[Records excerpted from a collection]
════
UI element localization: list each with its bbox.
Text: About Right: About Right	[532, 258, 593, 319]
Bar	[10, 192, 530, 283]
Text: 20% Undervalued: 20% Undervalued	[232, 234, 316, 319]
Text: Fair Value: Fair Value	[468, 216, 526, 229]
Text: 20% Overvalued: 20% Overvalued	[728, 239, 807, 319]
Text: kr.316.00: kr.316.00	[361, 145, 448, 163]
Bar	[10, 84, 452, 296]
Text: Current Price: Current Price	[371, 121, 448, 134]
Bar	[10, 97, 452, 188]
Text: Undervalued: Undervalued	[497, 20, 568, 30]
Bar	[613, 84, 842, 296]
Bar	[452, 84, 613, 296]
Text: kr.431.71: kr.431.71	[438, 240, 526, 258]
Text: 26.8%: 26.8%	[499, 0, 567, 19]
════
Set problem: Rewrite the listing above with every "Current Price" changed to "Market Price" and nothing else altered.

Correct answer:
UI element localization: list each with its bbox.
Text: About Right: About Right	[532, 258, 593, 319]
Bar	[10, 192, 530, 283]
Text: 20% Undervalued: 20% Undervalued	[232, 234, 316, 319]
Text: Fair Value: Fair Value	[468, 216, 526, 229]
Text: 20% Overvalued: 20% Overvalued	[728, 239, 807, 319]
Text: kr.316.00: kr.316.00	[361, 145, 448, 163]
Bar	[10, 84, 452, 296]
Text: Market Price: Market Price	[371, 121, 448, 134]
Bar	[10, 97, 452, 188]
Text: Undervalued: Undervalued	[497, 20, 568, 30]
Bar	[613, 84, 842, 296]
Bar	[452, 84, 613, 296]
Text: kr.431.71: kr.431.71	[438, 240, 526, 258]
Text: 26.8%: 26.8%	[499, 0, 567, 19]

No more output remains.